:: RECORD LIST

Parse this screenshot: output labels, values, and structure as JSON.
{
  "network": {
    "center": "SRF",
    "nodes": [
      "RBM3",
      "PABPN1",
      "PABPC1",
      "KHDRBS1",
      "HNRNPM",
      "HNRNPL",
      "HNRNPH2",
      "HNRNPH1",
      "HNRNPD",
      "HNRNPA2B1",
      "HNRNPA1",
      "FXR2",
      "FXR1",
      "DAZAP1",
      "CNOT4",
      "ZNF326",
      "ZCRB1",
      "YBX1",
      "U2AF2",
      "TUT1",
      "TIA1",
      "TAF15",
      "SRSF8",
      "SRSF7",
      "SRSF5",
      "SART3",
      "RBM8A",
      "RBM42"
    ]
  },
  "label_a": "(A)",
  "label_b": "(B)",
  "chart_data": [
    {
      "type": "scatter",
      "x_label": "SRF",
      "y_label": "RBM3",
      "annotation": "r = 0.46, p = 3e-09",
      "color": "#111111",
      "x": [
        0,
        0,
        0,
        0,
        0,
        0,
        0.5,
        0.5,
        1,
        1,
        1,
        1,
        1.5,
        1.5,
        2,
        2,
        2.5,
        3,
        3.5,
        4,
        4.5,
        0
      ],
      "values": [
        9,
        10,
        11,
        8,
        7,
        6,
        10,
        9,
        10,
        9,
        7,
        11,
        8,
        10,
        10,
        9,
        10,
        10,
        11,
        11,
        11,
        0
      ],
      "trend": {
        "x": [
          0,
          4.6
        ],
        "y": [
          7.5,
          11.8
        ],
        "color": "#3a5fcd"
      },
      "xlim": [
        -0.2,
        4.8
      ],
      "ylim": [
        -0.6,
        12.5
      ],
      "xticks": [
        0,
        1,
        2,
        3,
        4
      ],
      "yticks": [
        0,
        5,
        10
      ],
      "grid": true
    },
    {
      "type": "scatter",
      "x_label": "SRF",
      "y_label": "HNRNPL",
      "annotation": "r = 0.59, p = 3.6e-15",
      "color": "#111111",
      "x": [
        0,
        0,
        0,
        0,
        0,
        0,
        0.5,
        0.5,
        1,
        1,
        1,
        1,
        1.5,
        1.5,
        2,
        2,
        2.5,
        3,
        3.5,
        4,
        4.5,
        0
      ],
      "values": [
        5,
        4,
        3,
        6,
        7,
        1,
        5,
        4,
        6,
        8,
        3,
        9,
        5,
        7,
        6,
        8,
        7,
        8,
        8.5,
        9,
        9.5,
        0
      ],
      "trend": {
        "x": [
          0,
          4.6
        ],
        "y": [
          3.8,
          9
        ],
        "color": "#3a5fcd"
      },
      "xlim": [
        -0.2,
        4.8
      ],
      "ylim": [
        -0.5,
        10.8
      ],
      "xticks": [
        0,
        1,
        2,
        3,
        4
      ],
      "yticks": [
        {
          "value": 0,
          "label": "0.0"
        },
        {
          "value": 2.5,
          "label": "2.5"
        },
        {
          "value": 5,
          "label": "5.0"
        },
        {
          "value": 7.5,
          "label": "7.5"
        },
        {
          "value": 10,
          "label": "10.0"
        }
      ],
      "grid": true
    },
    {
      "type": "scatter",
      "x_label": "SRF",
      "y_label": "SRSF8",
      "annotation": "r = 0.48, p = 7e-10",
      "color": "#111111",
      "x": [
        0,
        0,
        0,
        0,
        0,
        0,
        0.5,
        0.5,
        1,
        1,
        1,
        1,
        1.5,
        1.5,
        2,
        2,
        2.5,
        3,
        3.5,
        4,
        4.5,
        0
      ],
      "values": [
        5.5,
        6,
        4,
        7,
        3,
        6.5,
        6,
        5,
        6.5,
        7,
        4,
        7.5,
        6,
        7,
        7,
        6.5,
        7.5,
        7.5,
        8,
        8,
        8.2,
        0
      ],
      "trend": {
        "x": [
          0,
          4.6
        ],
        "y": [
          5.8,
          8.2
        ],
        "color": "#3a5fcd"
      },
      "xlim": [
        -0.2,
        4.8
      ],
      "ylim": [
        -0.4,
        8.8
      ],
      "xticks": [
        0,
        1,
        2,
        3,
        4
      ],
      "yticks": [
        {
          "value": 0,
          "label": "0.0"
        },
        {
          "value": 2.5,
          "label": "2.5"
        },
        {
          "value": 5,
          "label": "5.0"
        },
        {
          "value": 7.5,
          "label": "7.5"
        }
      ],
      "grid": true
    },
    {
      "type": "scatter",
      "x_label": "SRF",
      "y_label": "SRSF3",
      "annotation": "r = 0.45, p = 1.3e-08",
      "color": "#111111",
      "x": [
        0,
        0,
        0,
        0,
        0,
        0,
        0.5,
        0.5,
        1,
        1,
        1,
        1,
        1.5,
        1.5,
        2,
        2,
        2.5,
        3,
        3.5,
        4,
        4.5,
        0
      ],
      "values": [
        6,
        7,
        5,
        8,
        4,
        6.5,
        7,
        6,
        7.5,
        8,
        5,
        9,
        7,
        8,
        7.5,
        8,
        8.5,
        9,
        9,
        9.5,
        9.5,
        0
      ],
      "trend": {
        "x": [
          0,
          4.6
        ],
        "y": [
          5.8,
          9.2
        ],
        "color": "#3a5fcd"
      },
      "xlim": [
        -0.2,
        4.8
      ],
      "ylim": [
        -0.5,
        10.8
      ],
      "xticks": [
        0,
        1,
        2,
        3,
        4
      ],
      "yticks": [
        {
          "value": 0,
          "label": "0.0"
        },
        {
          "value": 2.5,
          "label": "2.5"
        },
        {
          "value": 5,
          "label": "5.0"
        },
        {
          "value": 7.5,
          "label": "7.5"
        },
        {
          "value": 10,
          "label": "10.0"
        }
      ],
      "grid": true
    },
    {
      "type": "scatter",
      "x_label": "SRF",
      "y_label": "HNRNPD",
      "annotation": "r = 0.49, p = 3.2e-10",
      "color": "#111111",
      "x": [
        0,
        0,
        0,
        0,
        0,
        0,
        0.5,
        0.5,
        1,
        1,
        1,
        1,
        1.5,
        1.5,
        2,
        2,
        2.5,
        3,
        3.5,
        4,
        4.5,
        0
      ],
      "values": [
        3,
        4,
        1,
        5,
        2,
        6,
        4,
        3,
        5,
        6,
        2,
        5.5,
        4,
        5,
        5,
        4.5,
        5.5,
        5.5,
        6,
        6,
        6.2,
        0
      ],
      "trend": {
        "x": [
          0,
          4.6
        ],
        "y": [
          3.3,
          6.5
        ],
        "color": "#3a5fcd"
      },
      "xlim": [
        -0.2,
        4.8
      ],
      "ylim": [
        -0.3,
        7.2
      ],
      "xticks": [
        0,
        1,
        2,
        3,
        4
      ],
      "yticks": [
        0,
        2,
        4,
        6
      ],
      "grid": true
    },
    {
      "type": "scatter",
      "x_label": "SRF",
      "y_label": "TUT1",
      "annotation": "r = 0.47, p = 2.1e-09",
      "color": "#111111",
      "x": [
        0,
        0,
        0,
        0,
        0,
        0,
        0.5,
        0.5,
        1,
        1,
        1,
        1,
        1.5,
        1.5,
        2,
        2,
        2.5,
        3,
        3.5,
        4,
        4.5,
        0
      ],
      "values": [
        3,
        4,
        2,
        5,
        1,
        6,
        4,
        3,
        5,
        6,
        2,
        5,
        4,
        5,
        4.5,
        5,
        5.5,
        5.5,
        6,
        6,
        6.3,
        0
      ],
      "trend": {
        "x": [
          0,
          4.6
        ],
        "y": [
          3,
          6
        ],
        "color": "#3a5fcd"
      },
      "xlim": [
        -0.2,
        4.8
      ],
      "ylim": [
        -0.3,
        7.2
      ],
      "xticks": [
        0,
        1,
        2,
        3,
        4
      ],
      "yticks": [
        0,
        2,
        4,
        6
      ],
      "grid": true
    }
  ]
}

::::

Print back all the lines verbatim.

Parse this screenshot: output labels, values, and structure as JSON.
{
  "network": {
    "center": "SRF",
    "nodes": [
      "RBM3",
      "PABPN1",
      "PABPC1",
      "KHDRBS1",
      "HNRNPM",
      "HNRNPL",
      "HNRNPH2",
      "HNRNPH1",
      "HNRNPD",
      "HNRNPA2B1",
      "HNRNPA1",
      "FXR2",
      "FXR1",
      "DAZAP1",
      "CNOT4",
      "ZNF326",
      "ZCRB1",
      "YBX1",
      "U2AF2",
      "TUT1",
      "TIA1",
      "TAF15",
      "SRSF8",
      "SRSF7",
      "SRSF5",
      "SART3",
      "RBM8A",
      "RBM42"
    ]
  },
  "label_a": "(A)",
  "label_b": "(B)",
  "chart_data": [
    {
      "type": "scatter",
      "x_label": "SRF",
      "y_label": "RBM3",
      "annotation": "r = 0.46, p = 3e-09",
      "color": "#111111",
      "x": [
        0,
        0,
        0,
        0,
        0,
        0,
        0.5,
        0.5,
        1,
        1,
        1,
        1,
        1.5,
        1.5,
        2,
        2,
        2.5,
        3,
        3.5,
        4,
        4.5,
        0
      ],
      "values": [
        9,
        10,
        11,
        8,
        7,
        6,
        10,
        9,
        10,
        9,
        7,
        11,
        8,
        10,
        10,
        9,
        10,
        10,
        11,
        11,
        11,
        0
      ],
      "trend": {
        "x": [
          0,
          4.6
        ],
        "y": [
          7.5,
          11.8
        ],
        "color": "#3a5fcd"
      },
      "xlim": [
        -0.2,
        4.8
      ],
      "ylim": [
        -0.6,
        12.5
      ],
      "xticks": [
        0,
        1,
        2,
        3,
        4
      ],
      "yticks": [
        0,
        5,
        10
      ],
      "grid": true
    },
    {
      "type": "scatter",
      "x_label": "SRF",
      "y_label": "HNRNPL",
      "annotation": "r = 0.59, p = 3.6e-15",
      "color": "#111111",
      "x": [
        0,
        0,
        0,
        0,
        0,
        0,
        0.5,
        0.5,
        1,
        1,
        1,
        1,
        1.5,
        1.5,
        2,
        2,
        2.5,
        3,
        3.5,
        4,
        4.5,
        0
      ],
      "values": [
        5,
        4,
        3,
        6,
        7,
        1,
        5,
        4,
        6,
        8,
        3,
        9,
        5,
        7,
        6,
        8,
        7,
        8,
        8.5,
        9,
        9.5,
        0
      ],
      "trend": {
        "x": [
          0,
          4.6
        ],
        "y": [
          3.8,
          9
        ],
        "color": "#3a5fcd"
      },
      "xlim": [
        -0.2,
        4.8
      ],
      "ylim": [
        -0.5,
        10.8
      ],
      "xticks": [
        0,
        1,
        2,
        3,
        4
      ],
      "yticks": [
        {
          "value": 0,
          "label": "0.0"
        },
        {
          "value": 2.5,
          "label": "2.5"
        },
        {
          "value": 5,
          "label": "5.0"
        },
        {
          "value": 7.5,
          "label": "7.5"
        },
        {
          "value": 10,
          "label": "10.0"
        }
      ],
      "grid": true
    },
    {
      "type": "scatter",
      "x_label": "SRF",
      "y_label": "SRSF8",
      "annotation": "r = 0.48, p = 7e-10",
      "color": "#111111",
      "x": [
        0,
        0,
        0,
        0,
        0,
        0,
        0.5,
        0.5,
        1,
        1,
        1,
        1,
        1.5,
        1.5,
        2,
        2,
        2.5,
        3,
        3.5,
        4,
        4.5,
        0
      ],
      "values": [
        5.5,
        6,
        4,
        7,
        3,
        6.5,
        6,
        5,
        6.5,
        7,
        4,
        7.5,
        6,
        7,
        7,
        6.5,
        7.5,
        7.5,
        8,
        8,
        8.2,
        0
      ],
      "trend": {
        "x": [
          0,
          4.6
        ],
        "y": [
          5.8,
          8.2
        ],
        "color": "#3a5fcd"
      },
      "xlim": [
        -0.2,
        4.8
      ],
      "ylim": [
        -0.4,
        8.8
      ],
      "xticks": [
        0,
        1,
        2,
        3,
        4
      ],
      "yticks": [
        {
          "value": 0,
          "label": "0.0"
        },
        {
          "value": 2.5,
          "label": "2.5"
        },
        {
          "value": 5,
          "label": "5.0"
        },
        {
          "value": 7.5,
          "label": "7.5"
        }
      ],
      "grid": true
    },
    {
      "type": "scatter",
      "x_label": "SRF",
      "y_label": "SRSF3",
      "annotation": "r = 0.45, p = 1.3e-08",
      "color": "#111111",
      "x": [
        0,
        0,
        0,
        0,
        0,
        0,
        0.5,
        0.5,
        1,
        1,
        1,
        1,
        1.5,
        1.5,
        2,
        2,
        2.5,
        3,
        3.5,
        4,
        4.5,
        0
      ],
      "values": [
        6,
        7,
        5,
        8,
        4,
        6.5,
        7,
        6,
        7.5,
        8,
        5,
        9,
        7,
        8,
        7.5,
        8,
        8.5,
        9,
        9,
        9.5,
        9.5,
        0
      ],
      "trend": {
        "x": [
          0,
          4.6
        ],
        "y": [
          5.8,
          9.2
        ],
        "color": "#3a5fcd"
      },
      "xlim": [
        -0.2,
        4.8
      ],
      "ylim": [
        -0.5,
        10.8
      ],
      "xticks": [
        0,
        1,
        2,
        3,
        4
      ],
      "yticks": [
        {
          "value": 0,
          "label": "0.0"
        },
        {
          "value": 2.5,
          "label": "2.5"
        },
        {
          "value": 5,
          "label": "5.0"
        },
        {
          "value": 7.5,
          "label": "7.5"
        },
        {
          "value": 10,
          "label": "10.0"
        }
      ],
      "grid": true
    },
    {
      "type": "scatter",
      "x_label": "SRF",
      "y_label": "HNRNPD",
      "annotation": "r = 0.49, p = 3.2e-10",
      "color": "#111111",
      "x": [
        0,
        0,
        0,
        0,
        0,
        0,
        0.5,
        0.5,
        1,
        1,
        1,
        1,
        1.5,
        1.5,
        2,
        2,
        2.5,
        3,
        3.5,
        4,
        4.5,
        0
      ],
      "values": [
        3,
        4,
        1,
        5,
        2,
        6,
        4,
        3,
        5,
        6,
        2,
        5.5,
        4,
        5,
        5,
        4.5,
        5.5,
        5.5,
        6,
        6,
        6.2,
        0
      ],
      "trend": {
        "x": [
          0,
          4.6
        ],
        "y": [
          3.3,
          6.5
        ],
        "color": "#3a5fcd"
      },
      "xlim": [
        -0.2,
        4.8
      ],
      "ylim": [
        -0.3,
        7.2
      ],
      "xticks": [
        0,
        1,
        2,
        3,
        4
      ],
      "yticks": [
        0,
        2,
        4,
        6
      ],
      "grid": true
    },
    {
      "type": "scatter",
      "x_label": "SRF",
      "y_label": "TUT1",
      "annotation": "r = 0.47, p = 2.1e-09",
      "color": "#111111",
      "x": [
        0,
        0,
        0,
        0,
        0,
        0,
        0.5,
        0.5,
        1,
        1,
        1,
        1,
        1.5,
        1.5,
        2,
        2,
        2.5,
        3,
        3.5,
        4,
        4.5,
        0
      ],
      "values": [
        3,
        4,
        2,
        5,
        1,
        6,
        4,
        3,
        5,
        6,
        2,
        5,
        4,
        5,
        4.5,
        5,
        5.5,
        5.5,
        6,
        6,
        6.3,
        0
      ],
      "trend": {
        "x": [
          0,
          4.6
        ],
        "y": [
          3,
          6
        ],
        "color": "#3a5fcd"
      },
      "xlim": [
        -0.2,
        4.8
      ],
      "ylim": [
        -0.3,
        7.2
      ],
      "xticks": [
        0,
        1,
        2,
        3,
        4
      ],
      "yticks": [
        0,
        2,
        4,
        6
      ],
      "grid": true
    }
  ]
}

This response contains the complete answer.